* _OBJECTIVE_:
Collect each line containing "label".

(Stored data)
■ ■ ■ ■

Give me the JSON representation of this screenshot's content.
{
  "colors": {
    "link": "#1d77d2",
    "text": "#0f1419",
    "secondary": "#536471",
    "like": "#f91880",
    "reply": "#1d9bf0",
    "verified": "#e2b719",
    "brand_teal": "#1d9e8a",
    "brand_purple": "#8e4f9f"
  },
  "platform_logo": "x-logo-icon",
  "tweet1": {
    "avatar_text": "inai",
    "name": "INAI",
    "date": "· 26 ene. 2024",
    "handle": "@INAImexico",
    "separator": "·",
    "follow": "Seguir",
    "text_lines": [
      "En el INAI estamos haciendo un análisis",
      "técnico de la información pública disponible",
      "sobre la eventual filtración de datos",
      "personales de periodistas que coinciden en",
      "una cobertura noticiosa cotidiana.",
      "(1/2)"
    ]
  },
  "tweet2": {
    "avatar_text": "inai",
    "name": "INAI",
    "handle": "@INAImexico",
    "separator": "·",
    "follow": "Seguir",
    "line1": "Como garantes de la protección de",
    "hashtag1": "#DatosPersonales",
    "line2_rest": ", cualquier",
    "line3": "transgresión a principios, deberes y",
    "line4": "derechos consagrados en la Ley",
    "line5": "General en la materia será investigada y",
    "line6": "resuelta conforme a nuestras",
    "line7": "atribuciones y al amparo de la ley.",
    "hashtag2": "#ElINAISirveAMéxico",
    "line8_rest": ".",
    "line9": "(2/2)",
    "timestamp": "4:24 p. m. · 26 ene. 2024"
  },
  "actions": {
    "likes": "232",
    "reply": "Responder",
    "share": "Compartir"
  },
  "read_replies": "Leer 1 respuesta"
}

■ ■ ■ ■

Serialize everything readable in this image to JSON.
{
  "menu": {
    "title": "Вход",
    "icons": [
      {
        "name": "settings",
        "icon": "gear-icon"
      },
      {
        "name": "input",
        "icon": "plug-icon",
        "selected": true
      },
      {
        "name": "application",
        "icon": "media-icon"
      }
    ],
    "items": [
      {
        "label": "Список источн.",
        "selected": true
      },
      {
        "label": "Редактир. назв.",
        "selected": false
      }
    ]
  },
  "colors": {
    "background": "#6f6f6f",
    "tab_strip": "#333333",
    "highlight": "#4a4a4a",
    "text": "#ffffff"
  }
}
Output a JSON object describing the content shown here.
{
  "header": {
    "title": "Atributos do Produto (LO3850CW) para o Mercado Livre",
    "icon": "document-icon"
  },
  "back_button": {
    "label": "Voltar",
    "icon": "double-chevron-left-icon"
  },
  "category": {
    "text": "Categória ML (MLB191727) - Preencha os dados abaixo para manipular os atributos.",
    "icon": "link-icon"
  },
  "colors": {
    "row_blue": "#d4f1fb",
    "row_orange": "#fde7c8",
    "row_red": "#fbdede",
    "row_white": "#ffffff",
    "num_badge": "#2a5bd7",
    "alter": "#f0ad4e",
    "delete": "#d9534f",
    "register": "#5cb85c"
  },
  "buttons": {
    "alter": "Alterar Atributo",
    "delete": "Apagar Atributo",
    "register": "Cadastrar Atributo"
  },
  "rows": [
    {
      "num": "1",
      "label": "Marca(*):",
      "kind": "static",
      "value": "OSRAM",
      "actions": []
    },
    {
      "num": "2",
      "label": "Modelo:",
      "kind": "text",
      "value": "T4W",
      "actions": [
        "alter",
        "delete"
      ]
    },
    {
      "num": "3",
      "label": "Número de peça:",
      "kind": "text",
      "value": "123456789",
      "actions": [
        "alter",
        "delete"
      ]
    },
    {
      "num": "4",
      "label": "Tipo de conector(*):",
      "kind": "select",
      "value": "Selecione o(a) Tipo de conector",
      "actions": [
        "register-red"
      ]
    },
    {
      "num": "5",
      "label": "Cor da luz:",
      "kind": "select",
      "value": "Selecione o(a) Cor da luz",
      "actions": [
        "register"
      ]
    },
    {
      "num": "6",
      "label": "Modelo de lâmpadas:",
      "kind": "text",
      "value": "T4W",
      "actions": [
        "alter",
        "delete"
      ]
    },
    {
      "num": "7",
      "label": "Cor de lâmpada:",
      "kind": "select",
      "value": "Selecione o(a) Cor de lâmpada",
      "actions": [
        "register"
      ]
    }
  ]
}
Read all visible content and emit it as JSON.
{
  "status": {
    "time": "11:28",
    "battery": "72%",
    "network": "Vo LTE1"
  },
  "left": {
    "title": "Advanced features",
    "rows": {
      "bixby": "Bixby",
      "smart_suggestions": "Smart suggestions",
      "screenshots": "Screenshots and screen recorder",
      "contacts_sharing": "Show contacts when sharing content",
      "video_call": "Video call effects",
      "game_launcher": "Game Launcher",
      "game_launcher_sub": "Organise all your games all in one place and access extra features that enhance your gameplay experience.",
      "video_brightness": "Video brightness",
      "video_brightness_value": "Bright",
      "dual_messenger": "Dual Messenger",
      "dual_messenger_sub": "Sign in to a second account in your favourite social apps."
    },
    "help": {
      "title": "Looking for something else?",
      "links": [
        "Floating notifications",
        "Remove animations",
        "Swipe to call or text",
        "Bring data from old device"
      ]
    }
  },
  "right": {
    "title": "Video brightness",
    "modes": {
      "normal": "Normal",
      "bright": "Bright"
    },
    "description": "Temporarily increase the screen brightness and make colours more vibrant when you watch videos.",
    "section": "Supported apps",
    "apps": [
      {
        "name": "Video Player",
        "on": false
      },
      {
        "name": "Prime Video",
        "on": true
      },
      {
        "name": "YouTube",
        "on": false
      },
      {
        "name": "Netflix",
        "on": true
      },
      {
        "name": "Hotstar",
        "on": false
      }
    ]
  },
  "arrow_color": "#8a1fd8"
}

■ ■ ■ ■

* _PROBLEM SOLUTION_:
        "label": "Список источн.",
        "label": "Редактир. назв.",
    "label": "Voltar",
      "label": "Marca(*):",
      "label": "Modelo:",
      "label": "Número de peça:",
      "label": "Tipo de conector(*):",
      "label": "Cor da luz:",
      "label": "Modelo de lâmpadas:",
      "label": "Cor de lâmpada:",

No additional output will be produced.